Records provided -
###

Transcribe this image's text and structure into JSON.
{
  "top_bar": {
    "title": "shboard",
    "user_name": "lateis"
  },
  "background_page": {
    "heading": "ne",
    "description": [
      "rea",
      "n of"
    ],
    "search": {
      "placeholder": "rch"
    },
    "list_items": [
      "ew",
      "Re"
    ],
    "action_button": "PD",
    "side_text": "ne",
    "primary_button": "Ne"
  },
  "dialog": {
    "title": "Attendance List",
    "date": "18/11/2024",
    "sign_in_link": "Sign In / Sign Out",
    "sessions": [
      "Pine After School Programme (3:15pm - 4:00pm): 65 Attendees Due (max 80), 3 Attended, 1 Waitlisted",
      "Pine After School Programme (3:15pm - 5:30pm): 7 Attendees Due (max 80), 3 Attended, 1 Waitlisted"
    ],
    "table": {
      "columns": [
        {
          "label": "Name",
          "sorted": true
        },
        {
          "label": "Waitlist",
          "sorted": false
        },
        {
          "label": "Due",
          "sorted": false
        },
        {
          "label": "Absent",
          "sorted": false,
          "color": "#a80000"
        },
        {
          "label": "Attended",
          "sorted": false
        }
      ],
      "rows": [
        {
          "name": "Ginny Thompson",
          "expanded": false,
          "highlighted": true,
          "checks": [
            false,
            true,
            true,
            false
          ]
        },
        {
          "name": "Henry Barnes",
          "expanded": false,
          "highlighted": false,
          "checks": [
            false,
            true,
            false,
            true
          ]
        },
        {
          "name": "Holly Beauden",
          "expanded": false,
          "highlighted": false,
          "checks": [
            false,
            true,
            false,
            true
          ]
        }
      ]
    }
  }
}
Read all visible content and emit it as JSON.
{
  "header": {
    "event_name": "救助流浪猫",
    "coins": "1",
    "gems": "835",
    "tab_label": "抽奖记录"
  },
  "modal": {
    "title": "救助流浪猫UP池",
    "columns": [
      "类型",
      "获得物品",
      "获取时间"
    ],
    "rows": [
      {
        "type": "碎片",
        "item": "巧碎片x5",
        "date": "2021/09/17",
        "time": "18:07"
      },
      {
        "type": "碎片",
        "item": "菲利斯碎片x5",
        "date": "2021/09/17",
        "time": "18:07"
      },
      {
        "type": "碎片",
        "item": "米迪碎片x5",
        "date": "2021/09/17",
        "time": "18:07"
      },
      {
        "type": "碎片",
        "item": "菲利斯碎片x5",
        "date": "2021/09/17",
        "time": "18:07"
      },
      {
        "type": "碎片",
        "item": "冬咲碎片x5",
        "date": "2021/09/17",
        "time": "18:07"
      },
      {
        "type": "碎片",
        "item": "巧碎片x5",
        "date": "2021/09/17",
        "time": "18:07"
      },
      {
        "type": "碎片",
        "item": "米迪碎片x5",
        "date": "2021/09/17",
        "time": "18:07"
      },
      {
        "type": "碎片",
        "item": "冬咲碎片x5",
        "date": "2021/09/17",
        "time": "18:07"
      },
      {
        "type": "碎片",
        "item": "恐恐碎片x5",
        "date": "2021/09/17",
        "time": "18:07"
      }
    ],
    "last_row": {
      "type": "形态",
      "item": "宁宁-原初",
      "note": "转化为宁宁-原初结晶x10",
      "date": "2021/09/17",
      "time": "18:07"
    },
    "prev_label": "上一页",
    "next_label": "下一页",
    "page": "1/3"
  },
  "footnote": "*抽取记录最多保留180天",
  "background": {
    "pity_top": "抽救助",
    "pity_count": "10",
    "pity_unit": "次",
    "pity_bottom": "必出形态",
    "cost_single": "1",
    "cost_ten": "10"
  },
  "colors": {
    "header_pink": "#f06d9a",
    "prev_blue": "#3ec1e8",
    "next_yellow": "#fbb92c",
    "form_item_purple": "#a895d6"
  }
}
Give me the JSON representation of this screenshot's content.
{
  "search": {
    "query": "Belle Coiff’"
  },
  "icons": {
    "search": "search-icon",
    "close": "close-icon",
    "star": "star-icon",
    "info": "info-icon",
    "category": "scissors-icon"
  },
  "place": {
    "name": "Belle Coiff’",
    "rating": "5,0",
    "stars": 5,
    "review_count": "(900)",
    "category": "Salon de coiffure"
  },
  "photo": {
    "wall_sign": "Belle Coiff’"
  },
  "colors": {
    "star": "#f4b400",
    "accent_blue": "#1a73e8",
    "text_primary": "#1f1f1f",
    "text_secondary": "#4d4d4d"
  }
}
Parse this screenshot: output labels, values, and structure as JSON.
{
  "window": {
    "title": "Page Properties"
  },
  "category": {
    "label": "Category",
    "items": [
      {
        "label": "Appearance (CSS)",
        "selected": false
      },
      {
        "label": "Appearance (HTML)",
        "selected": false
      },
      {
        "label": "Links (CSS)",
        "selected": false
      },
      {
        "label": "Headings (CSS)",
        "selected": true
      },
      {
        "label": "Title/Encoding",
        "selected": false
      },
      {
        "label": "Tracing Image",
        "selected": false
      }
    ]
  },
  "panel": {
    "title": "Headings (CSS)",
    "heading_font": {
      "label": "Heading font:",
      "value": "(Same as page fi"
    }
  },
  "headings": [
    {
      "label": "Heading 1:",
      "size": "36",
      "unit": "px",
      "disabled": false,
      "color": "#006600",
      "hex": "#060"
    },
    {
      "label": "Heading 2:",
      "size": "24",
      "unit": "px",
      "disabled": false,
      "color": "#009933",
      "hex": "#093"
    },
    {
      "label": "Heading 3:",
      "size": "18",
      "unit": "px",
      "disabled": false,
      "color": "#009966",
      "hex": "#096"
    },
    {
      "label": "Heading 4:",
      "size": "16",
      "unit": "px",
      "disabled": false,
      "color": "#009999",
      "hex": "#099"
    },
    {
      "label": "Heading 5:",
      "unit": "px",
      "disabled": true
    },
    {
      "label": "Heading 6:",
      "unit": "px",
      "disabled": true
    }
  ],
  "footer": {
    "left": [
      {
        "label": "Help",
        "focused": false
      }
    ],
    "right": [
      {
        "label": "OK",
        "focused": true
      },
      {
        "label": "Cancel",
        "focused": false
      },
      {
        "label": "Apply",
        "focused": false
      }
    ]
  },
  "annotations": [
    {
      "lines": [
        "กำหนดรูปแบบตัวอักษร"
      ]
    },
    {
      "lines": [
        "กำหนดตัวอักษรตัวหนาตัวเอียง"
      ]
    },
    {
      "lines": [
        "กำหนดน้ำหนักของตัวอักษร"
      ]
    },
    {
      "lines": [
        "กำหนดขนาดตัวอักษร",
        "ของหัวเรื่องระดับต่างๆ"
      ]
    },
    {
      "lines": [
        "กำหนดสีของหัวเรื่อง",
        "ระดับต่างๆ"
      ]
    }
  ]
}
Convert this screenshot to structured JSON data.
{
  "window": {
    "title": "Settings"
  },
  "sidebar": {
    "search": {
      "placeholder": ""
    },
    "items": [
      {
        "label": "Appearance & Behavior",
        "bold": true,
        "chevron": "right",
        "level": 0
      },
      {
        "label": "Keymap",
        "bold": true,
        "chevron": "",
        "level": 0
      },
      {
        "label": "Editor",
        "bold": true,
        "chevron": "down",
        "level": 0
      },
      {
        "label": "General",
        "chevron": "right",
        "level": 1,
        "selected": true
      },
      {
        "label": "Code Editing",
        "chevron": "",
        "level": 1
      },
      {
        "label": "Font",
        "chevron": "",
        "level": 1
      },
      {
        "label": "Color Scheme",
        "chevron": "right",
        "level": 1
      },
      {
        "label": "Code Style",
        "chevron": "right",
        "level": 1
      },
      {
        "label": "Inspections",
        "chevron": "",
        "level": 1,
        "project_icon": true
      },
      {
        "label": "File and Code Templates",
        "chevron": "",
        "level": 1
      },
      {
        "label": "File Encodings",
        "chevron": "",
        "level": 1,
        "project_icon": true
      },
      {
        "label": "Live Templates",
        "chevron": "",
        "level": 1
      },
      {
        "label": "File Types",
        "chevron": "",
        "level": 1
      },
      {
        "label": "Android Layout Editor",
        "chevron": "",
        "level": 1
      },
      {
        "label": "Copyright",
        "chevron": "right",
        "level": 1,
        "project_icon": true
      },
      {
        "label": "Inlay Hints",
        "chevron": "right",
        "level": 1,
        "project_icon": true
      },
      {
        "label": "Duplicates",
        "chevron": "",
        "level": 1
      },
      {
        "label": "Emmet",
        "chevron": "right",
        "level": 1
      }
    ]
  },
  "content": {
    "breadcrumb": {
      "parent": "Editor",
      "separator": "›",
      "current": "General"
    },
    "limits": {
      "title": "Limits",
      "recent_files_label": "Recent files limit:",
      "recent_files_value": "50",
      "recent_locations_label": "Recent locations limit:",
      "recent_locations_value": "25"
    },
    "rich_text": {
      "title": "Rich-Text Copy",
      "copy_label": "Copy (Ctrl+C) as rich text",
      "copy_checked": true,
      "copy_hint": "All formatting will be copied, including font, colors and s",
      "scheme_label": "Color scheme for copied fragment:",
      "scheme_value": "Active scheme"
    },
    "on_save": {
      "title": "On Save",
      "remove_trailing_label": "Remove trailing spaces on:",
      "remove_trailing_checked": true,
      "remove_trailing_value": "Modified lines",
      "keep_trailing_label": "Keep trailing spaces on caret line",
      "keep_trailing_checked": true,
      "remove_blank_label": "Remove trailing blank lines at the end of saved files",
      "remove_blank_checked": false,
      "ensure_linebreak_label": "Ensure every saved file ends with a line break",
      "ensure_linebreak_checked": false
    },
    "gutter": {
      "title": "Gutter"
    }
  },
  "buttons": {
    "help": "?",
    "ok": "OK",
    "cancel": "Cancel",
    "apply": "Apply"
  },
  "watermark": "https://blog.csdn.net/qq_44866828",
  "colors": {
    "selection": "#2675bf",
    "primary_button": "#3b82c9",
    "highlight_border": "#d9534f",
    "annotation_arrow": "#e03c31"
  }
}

###

Work instructions - Select and copy each line from the data that includes the word "Belle".

Result below -
    "query": "Belle Coiff’"
    "name": "Belle Coiff’",
    "wall_sign": "Belle Coiff’"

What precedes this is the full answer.